| Directions for this task |
Reproduce the records that follow in full, excluding any picture they contain.

| Data shown |
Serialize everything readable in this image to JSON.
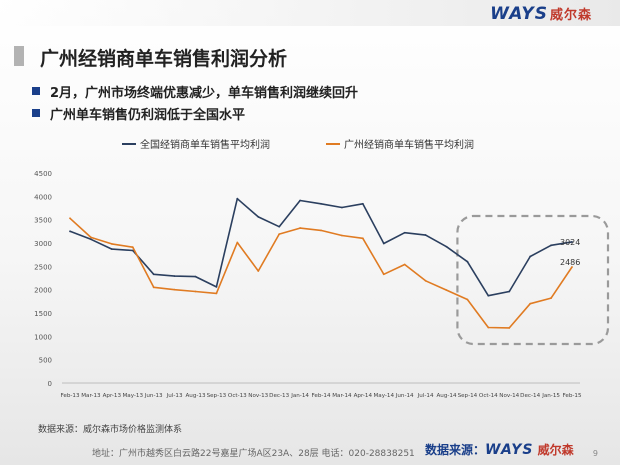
{
  "header": {
    "brand_logo": "WAYS",
    "brand_cn": "威尔森"
  },
  "slide": {
    "title": "广州经销商单车销售利润分析",
    "bullets": [
      "2月，广州市场终端优惠减少，单车销售利润继续回升",
      "广州单车销售仍利润低于全国水平"
    ]
  },
  "chart_data": {
    "type": "line",
    "categories": [
      "Feb-13",
      "Mar-13",
      "Apr-13",
      "May-13",
      "Jun-13",
      "Jul-13",
      "Aug-13",
      "Sep-13",
      "Oct-13",
      "Nov-13",
      "Dec-13",
      "Jan-14",
      "Feb-14",
      "Mar-14",
      "Apr-14",
      "May-14",
      "Jun-14",
      "Jul-14",
      "Aug-14",
      "Sep-14",
      "Oct-14",
      "Nov-14",
      "Dec-14",
      "Jan-15",
      "Feb-15"
    ],
    "series": [
      {
        "name": "全国经销商单车销售平均利润",
        "color": "#2b3f5f",
        "values": [
          3250,
          3080,
          2870,
          2840,
          2330,
          2290,
          2280,
          2060,
          3950,
          3560,
          3350,
          3910,
          3840,
          3760,
          3840,
          2990,
          3220,
          3170,
          2920,
          2600,
          1870,
          1960,
          2710,
          2950,
          3024
        ]
      },
      {
        "name": "广州经销商单车销售平均利润",
        "color": "#e07b22",
        "values": [
          3530,
          3120,
          2980,
          2910,
          2050,
          2000,
          1960,
          1920,
          3010,
          2400,
          3190,
          3320,
          3270,
          3160,
          3100,
          2330,
          2540,
          2190,
          1990,
          1790,
          1190,
          1180,
          1700,
          1820,
          2486
        ]
      }
    ],
    "data_labels": [
      {
        "series": 0,
        "index": 24,
        "text": "3024"
      },
      {
        "series": 1,
        "index": 24,
        "text": "2486"
      }
    ],
    "ylim": [
      0,
      4500
    ],
    "yticks": [
      0,
      500,
      1000,
      1500,
      2000,
      2500,
      3000,
      3500,
      4000,
      4500
    ],
    "grid": false,
    "legend_position": "top",
    "highlight": {
      "type": "dashed-rounded-box",
      "from_category": "Sep-14",
      "to_category": "Feb-15"
    }
  },
  "footer": {
    "source": "数据来源：威尔森市场价格监测体系",
    "address": "地址：广州市越秀区白云路22号嘉星广场A区23A、28层   电话：020-28838251",
    "brand_prefix": "数据来源：",
    "brand_logo": "WAYS",
    "brand_cn": "威尔森",
    "page_number": "9"
  }
}
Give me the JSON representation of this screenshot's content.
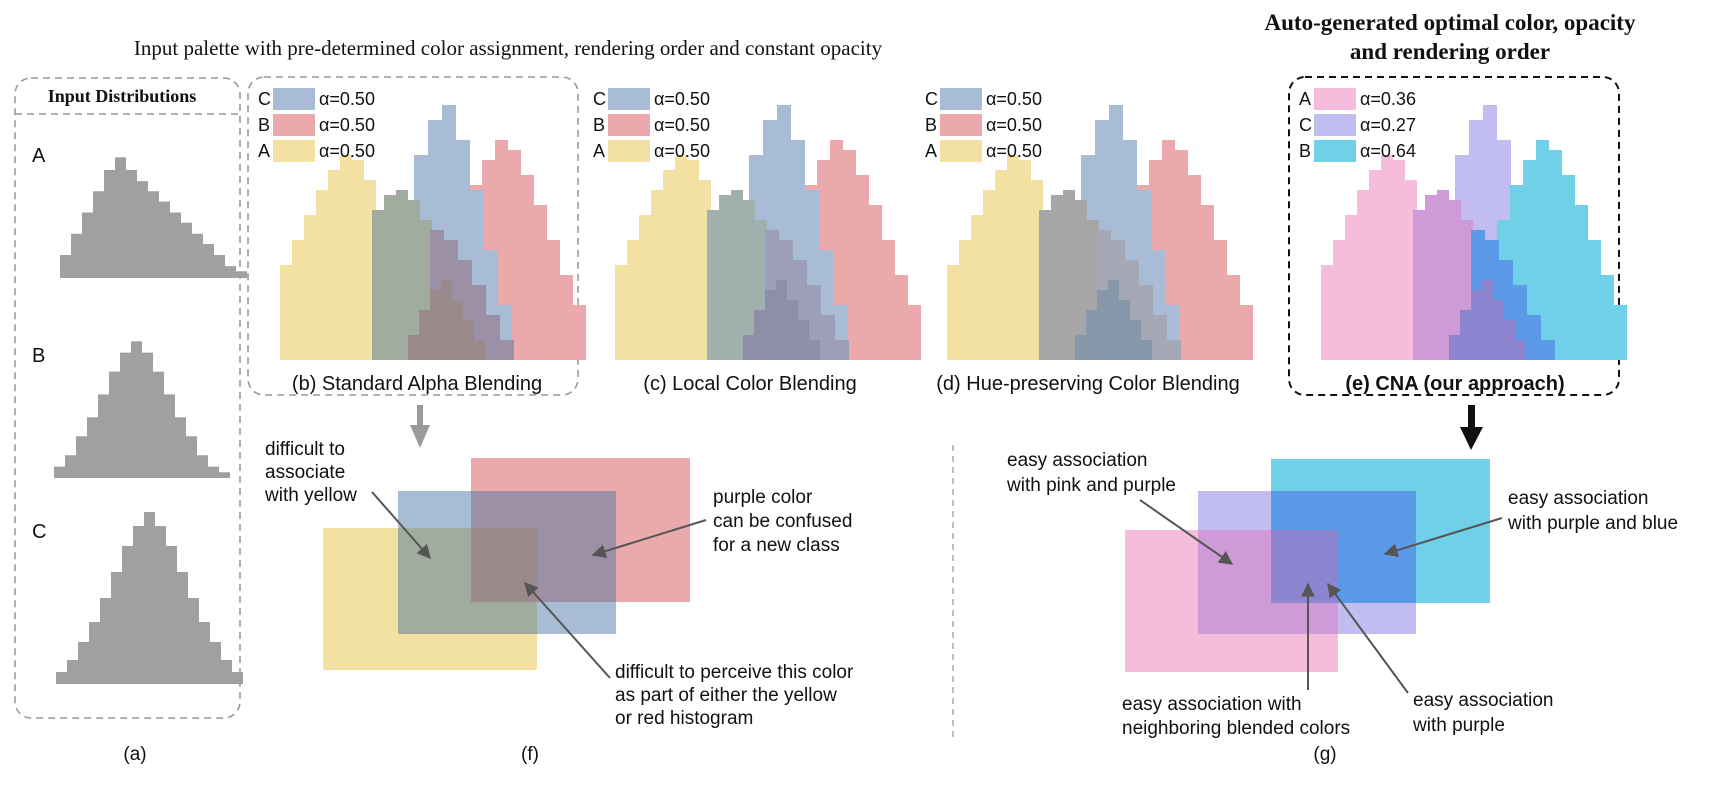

| Exercise output |
Serialize everything readable in this image to JSON.
{
  "header": {
    "brand_logo": "WAYS",
    "brand_cn": "威尔森"
  },
  "slide": {
    "title": "广州经销商单车销售利润分析",
    "bullets": [
      "2月，广州市场终端优惠减少，单车销售利润继续回升",
      "广州单车销售仍利润低于全国水平"
    ]
  },
  "chart_data": {
    "type": "line",
    "categories": [
      "Feb-13",
      "Mar-13",
      "Apr-13",
      "May-13",
      "Jun-13",
      "Jul-13",
      "Aug-13",
      "Sep-13",
      "Oct-13",
      "Nov-13",
      "Dec-13",
      "Jan-14",
      "Feb-14",
      "Mar-14",
      "Apr-14",
      "May-14",
      "Jun-14",
      "Jul-14",
      "Aug-14",
      "Sep-14",
      "Oct-14",
      "Nov-14",
      "Dec-14",
      "Jan-15",
      "Feb-15"
    ],
    "series": [
      {
        "name": "全国经销商单车销售平均利润",
        "color": "#2b3f5f",
        "values": [
          3250,
          3080,
          2870,
          2840,
          2330,
          2290,
          2280,
          2060,
          3950,
          3560,
          3350,
          3910,
          3840,
          3760,
          3840,
          2990,
          3220,
          3170,
          2920,
          2600,
          1870,
          1960,
          2710,
          2950,
          3024
        ]
      },
      {
        "name": "广州经销商单车销售平均利润",
        "color": "#e07b22",
        "values": [
          3530,
          3120,
          2980,
          2910,
          2050,
          2000,
          1960,
          1920,
          3010,
          2400,
          3190,
          3320,
          3270,
          3160,
          3100,
          2330,
          2540,
          2190,
          1990,
          1790,
          1190,
          1180,
          1700,
          1820,
          2486
        ]
      }
    ],
    "data_labels": [
      {
        "series": 0,
        "index": 24,
        "text": "3024"
      },
      {
        "series": 1,
        "index": 24,
        "text": "2486"
      }
    ],
    "ylim": [
      0,
      4500
    ],
    "yticks": [
      0,
      500,
      1000,
      1500,
      2000,
      2500,
      3000,
      3500,
      4000,
      4500
    ],
    "grid": false,
    "legend_position": "top",
    "highlight": {
      "type": "dashed-rounded-box",
      "from_category": "Sep-14",
      "to_category": "Feb-15"
    }
  },
  "footer": {
    "source": "数据来源：威尔森市场价格监测体系",
    "address": "地址：广州市越秀区白云路22号嘉星广场A区23A、28层   电话：020-28838251",
    "brand_prefix": "数据来源：",
    "brand_logo": "WAYS",
    "brand_cn": "威尔森",
    "page_number": "9"
  }
}
Give me the JSON representation of this screenshot's content.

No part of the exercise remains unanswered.